WHAT IS ASKED:
Return the whole listing, line for line, without the pictures in it.

STORED ROWS:
------------------------------------------------------------------------
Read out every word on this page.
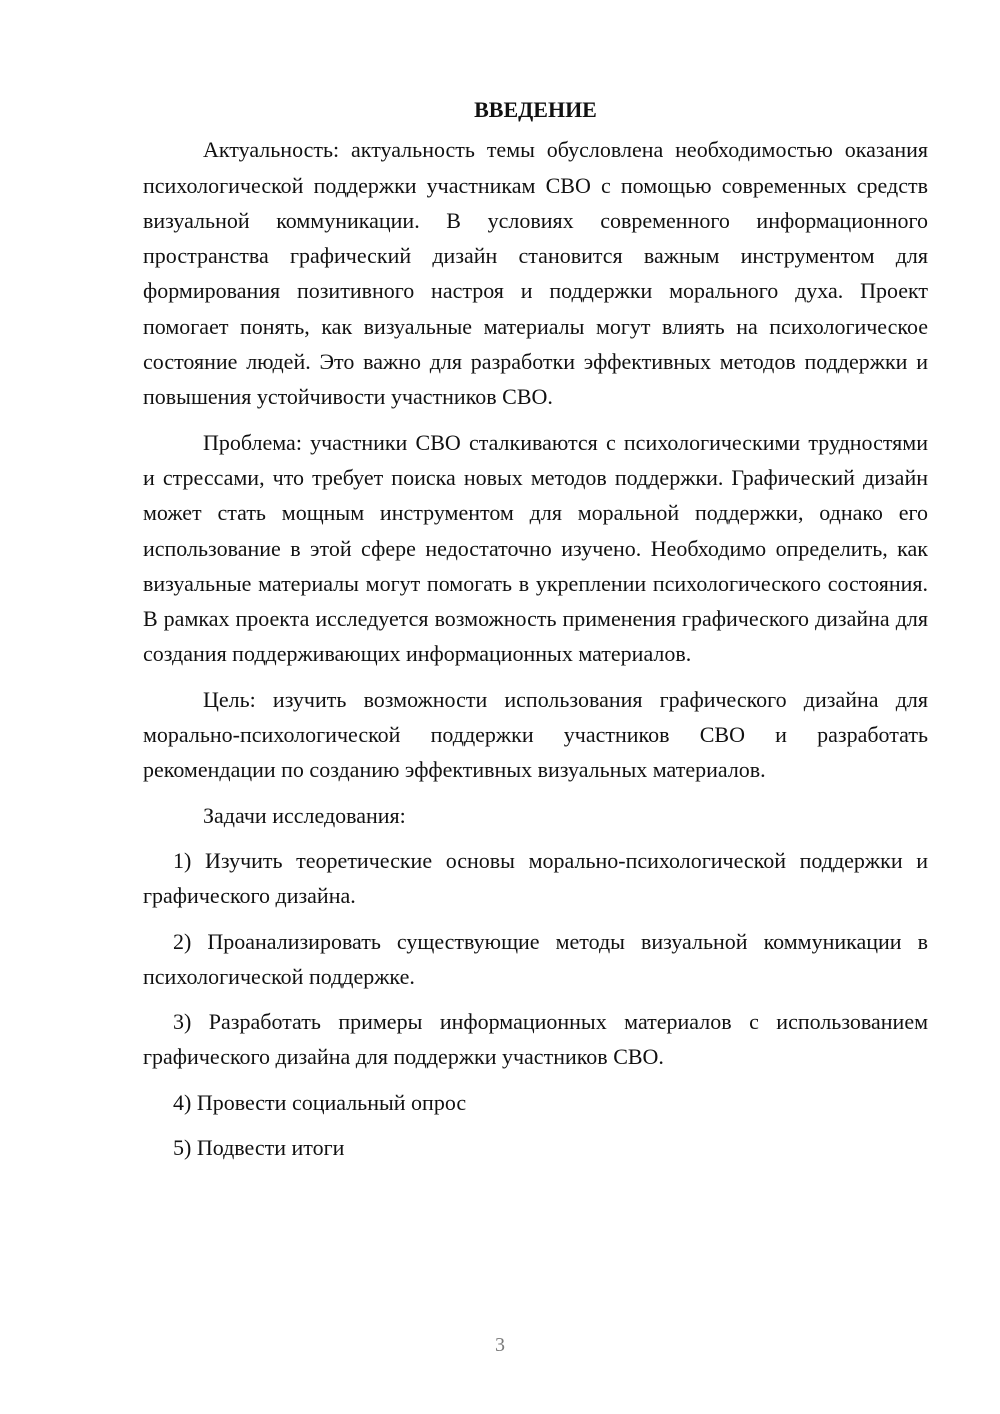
ВВЕДЕНИЕ

Актуальность: актуальность темы обусловлена необходимостью оказания психологической поддержки участникам СВО с помощью современных средств визуальной коммуникации. В условиях современного информационного пространства графический дизайн становится важным инструментом для формирования позитивного настроя и поддержки морального духа. Проект помогает понять, как визуальные материалы могут влиять на психологическое состояние людей. Это важно для разработки эффективных методов поддержки и повышения устойчивости участников СВО.

Проблема: участники СВО сталкиваются с психологическими трудностями и стрессами, что требует поиска новых методов поддержки. Графический дизайн может стать мощным инструментом для моральной поддержки, однако его использование в этой сфере недостаточно изучено. Необходимо определить, как визуальные материалы могут помогать в укреплении психологического состояния. В рамках проекта исследуется возможность применения графического дизайна для создания поддерживающих информационных материалов.

Цель: изучить возможности использования графического дизайна для морально-психологической поддержки участников СВО и разработать рекомендации по созданию эффективных визуальных материалов.

Задачи исследования:

1) Изучить теоретические основы морально-психологической поддержки и графического дизайна.

2) Проанализировать существующие методы визуальной коммуникации в психологической поддержке.

3) Разработать примеры информационных материалов с использованием графического дизайна для поддержки участников СВО.

4) Провести социальный опрос

5) Подвести итоги

3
------------------------------------------------------------------------
WRITTEN SOLUTION:
Read out every word on this page.
ВВЕДЕНИЕ

Актуальность: актуальность темы обусловлена необходимостью оказания психологической поддержки участникам СВО с помощью современных средств визуальной коммуникации. В условиях современного информационного пространства графический дизайн становится важным инструментом для формирования позитивного настроя и поддержки морального духа. Проект помогает понять, как визуальные материалы могут влиять на психологическое состояние людей. Это важно для разработки эффективных методов поддержки и повышения устойчивости участников СВО.

Проблема: участники СВО сталкиваются с психологическими трудностями и стрессами, что требует поиска новых методов поддержки. Графический дизайн может стать мощным инструментом для моральной поддержки, однако его использование в этой сфере недостаточно изучено. Необходимо определить, как визуальные материалы могут помогать в укреплении психологического состояния. В рамках проекта исследуется возможность применения графического дизайна для создания поддерживающих информационных материалов.

Цель: изучить возможности использования графического дизайна для морально-психологической поддержки участников СВО и разработать рекомендации по созданию эффективных визуальных материалов.

Задачи исследования:

1) Изучить теоретические основы морально-психологической поддержки и графического дизайна.

2) Проанализировать существующие методы визуальной коммуникации в психологической поддержке.

3) Разработать примеры информационных материалов с использованием графического дизайна для поддержки участников СВО.

4) Провести социальный опрос

5) Подвести итоги

3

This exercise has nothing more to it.